TASK PROMPT
Scan the listing below. Report each line that includes "Burned".

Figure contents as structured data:

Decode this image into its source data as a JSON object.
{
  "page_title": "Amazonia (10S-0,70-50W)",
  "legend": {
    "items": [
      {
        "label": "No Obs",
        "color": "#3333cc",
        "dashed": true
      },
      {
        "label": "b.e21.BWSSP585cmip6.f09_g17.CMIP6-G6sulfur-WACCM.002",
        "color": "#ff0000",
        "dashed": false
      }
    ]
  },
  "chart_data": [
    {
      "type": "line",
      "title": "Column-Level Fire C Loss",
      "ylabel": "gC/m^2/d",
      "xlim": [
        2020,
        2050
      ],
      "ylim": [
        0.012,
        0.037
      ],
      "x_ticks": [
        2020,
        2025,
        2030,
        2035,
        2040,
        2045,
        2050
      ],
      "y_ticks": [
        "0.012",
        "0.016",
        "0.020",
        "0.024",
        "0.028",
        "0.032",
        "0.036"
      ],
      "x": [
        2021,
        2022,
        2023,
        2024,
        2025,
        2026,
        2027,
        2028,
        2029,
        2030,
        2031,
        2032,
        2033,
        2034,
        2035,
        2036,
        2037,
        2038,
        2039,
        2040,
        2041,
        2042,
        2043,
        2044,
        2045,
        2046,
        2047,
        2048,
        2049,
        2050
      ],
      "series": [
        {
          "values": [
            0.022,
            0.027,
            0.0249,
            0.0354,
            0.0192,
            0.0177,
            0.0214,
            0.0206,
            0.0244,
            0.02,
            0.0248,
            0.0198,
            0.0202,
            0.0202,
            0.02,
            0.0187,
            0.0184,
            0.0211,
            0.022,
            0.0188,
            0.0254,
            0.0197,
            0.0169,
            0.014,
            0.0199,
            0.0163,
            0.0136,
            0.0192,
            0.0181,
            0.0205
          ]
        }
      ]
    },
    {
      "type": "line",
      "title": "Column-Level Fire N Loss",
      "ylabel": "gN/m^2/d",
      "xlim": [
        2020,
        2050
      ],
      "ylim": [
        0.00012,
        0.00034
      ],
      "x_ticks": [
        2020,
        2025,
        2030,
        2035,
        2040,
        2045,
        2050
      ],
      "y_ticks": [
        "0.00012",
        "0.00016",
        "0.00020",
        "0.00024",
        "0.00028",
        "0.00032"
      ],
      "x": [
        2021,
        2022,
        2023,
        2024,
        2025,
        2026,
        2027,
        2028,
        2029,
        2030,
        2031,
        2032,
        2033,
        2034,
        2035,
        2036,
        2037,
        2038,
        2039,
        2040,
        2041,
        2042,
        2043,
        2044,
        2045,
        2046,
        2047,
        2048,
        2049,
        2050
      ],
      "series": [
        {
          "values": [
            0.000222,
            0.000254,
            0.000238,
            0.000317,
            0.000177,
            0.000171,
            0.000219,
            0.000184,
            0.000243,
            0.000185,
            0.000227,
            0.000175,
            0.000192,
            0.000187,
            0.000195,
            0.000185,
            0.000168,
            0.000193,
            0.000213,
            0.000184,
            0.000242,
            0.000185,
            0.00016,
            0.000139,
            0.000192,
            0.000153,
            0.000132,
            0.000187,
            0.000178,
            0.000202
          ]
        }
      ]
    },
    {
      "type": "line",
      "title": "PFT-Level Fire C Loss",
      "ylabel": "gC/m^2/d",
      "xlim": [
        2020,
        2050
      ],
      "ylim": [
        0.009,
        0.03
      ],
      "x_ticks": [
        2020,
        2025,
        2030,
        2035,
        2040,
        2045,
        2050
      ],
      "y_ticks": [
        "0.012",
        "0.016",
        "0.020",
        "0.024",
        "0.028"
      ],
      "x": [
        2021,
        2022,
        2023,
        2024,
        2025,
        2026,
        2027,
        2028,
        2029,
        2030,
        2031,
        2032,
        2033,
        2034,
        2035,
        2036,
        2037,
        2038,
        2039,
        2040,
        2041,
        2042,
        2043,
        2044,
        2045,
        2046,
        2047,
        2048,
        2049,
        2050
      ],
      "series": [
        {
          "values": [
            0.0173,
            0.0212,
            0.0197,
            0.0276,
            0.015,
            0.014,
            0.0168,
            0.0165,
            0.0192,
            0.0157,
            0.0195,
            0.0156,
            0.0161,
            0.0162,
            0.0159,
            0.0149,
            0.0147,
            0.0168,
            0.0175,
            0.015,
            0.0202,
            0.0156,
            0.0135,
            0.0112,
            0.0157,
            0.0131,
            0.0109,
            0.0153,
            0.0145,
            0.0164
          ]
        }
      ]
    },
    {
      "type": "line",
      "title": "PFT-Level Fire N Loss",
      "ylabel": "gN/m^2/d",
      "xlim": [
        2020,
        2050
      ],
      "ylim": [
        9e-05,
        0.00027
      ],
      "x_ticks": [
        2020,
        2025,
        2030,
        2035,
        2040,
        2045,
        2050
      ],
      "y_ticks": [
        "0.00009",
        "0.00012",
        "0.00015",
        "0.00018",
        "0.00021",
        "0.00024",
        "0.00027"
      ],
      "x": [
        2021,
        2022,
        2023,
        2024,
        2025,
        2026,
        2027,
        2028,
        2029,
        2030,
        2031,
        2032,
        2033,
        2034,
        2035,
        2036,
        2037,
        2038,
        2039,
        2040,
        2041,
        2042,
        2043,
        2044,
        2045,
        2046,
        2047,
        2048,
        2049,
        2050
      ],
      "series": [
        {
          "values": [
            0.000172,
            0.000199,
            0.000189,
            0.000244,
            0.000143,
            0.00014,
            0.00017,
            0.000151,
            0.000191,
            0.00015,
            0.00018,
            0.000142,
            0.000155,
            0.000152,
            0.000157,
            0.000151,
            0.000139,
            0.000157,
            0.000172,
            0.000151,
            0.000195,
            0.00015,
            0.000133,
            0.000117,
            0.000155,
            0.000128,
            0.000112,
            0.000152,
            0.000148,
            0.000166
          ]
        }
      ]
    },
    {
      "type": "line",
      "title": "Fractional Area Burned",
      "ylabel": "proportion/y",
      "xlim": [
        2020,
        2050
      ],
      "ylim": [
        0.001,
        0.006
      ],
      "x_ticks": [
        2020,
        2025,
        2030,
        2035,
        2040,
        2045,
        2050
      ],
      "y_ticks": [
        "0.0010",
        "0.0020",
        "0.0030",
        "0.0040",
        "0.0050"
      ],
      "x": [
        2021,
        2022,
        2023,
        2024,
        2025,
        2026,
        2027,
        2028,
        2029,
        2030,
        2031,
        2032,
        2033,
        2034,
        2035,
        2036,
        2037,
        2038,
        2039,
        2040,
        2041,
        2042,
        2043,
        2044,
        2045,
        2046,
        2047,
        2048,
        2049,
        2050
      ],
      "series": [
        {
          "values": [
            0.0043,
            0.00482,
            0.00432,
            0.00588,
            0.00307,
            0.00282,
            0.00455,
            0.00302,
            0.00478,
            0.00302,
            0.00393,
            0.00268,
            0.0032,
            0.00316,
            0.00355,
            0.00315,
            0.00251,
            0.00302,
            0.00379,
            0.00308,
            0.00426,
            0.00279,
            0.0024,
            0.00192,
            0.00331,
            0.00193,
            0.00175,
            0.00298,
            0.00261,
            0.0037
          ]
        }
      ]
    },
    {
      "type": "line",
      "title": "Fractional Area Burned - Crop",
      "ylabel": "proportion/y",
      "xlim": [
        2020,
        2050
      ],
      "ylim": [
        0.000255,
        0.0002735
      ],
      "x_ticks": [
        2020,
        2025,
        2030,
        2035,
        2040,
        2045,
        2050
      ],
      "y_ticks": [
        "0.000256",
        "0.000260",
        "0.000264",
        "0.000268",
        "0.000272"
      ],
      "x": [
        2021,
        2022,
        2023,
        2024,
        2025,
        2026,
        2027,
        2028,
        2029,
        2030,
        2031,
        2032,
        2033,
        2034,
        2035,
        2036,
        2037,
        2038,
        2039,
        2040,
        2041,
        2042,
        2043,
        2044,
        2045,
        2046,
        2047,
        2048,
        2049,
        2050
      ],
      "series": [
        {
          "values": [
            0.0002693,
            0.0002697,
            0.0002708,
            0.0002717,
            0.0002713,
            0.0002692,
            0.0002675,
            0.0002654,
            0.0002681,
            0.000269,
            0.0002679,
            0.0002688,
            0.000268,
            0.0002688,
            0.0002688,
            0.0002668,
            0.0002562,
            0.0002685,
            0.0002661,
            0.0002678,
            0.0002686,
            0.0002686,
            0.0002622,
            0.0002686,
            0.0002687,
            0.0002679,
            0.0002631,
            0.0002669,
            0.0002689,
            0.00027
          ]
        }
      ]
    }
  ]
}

RESPONSE
      "title": "Fractional Area Burned",
      "title": "Fractional Area Burned - Crop",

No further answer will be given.